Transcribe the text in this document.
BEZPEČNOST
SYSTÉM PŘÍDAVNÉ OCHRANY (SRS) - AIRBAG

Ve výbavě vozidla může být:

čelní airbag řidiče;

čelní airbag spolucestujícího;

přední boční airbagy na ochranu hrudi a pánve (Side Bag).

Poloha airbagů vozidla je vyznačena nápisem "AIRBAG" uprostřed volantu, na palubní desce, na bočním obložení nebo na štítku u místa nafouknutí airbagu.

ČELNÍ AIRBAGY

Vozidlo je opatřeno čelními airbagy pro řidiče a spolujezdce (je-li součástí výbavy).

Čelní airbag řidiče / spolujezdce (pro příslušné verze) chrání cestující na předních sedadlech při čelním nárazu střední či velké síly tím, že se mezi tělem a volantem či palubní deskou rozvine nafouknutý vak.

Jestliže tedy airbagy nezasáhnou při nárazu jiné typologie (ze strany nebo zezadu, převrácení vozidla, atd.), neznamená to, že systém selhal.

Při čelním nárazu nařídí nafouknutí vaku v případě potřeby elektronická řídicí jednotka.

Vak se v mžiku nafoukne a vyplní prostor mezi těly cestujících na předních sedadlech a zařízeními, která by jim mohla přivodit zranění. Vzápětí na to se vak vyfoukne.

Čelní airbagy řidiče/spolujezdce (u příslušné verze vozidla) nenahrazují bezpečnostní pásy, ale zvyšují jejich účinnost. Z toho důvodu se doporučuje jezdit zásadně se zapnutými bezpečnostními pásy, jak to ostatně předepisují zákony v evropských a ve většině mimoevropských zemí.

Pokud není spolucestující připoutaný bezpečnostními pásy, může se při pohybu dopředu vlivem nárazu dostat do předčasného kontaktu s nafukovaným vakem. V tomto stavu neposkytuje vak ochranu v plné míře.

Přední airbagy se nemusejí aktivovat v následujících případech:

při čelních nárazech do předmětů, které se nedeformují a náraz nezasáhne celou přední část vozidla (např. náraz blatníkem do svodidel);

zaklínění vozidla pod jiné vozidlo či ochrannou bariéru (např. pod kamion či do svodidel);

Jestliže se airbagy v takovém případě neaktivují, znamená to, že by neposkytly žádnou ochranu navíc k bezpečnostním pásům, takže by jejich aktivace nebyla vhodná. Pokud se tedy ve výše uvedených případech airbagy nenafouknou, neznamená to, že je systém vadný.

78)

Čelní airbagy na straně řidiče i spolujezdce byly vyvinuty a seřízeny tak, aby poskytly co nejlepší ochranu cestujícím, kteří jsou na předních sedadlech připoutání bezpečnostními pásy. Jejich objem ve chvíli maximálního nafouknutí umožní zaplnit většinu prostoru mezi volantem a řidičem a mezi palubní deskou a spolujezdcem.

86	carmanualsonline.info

┄┄┄┄┄┄┄┄┄┄

REQUIREMENTS:
All entries shown above should be printed again exactly.

ANSWER TO THIS PROBLEM:
Transcribe the text in this document.
BEZPEČNOST
SYSTÉM PŘÍDAVNÉ OCHRANY (SRS) - AIRBAG

Ve výbavě vozidla může být:

čelní airbag řidiče;

čelní airbag spolucestujícího;

přední boční airbagy na ochranu hrudi a pánve (Side Bag).

Poloha airbagů vozidla je vyznačena nápisem "AIRBAG" uprostřed volantu, na palubní desce, na bočním obložení nebo na štítku u místa nafouknutí airbagu.

ČELNÍ AIRBAGY

Vozidlo je opatřeno čelními airbagy pro řidiče a spolujezdce (je-li součástí výbavy).

Čelní airbag řidiče / spolujezdce (pro příslušné verze) chrání cestující na předních sedadlech při čelním nárazu střední či velké síly tím, že se mezi tělem a volantem či palubní deskou rozvine nafouknutý vak.

Jestliže tedy airbagy nezasáhnou při nárazu jiné typologie (ze strany nebo zezadu, převrácení vozidla, atd.), neznamená to, že systém selhal.

Při čelním nárazu nařídí nafouknutí vaku v případě potřeby elektronická řídicí jednotka.

Vak se v mžiku nafoukne a vyplní prostor mezi těly cestujících na předních sedadlech a zařízeními, která by jim mohla přivodit zranění. Vzápětí na to se vak vyfoukne.

Čelní airbagy řidiče/spolujezdce (u příslušné verze vozidla) nenahrazují bezpečnostní pásy, ale zvyšují jejich účinnost. Z toho důvodu se doporučuje jezdit zásadně se zapnutými bezpečnostními pásy, jak to ostatně předepisují zákony v evropských a ve většině mimoevropských zemí.

Pokud není spolucestující připoutaný bezpečnostními pásy, může se při pohybu dopředu vlivem nárazu dostat do předčasného kontaktu s nafukovaným vakem. V tomto stavu neposkytuje vak ochranu v plné míře.

Přední airbagy se nemusejí aktivovat v následujících případech:

při čelních nárazech do předmětů, které se nedeformují a náraz nezasáhne celou přední část vozidla (např. náraz blatníkem do svodidel);

zaklínění vozidla pod jiné vozidlo či ochrannou bariéru (např. pod kamion či do svodidel);

Jestliže se airbagy v takovém případě neaktivují, znamená to, že by neposkytly žádnou ochranu navíc k bezpečnostním pásům, takže by jejich aktivace nebyla vhodná. Pokud se tedy ve výše uvedených případech airbagy nenafouknou, neznamená to, že je systém vadný.

78)

Čelní airbagy na straně řidiče i spolujezdce byly vyvinuty a seřízeny tak, aby poskytly co nejlepší ochranu cestujícím, kteří jsou na předních sedadlech připoutání bezpečnostními pásy. Jejich objem ve chvíli maximálního nafouknutí umožní zaplnit většinu prostoru mezi volantem a řidičem a mezi palubní deskou a spolujezdcem.

86	carmanualsonline.info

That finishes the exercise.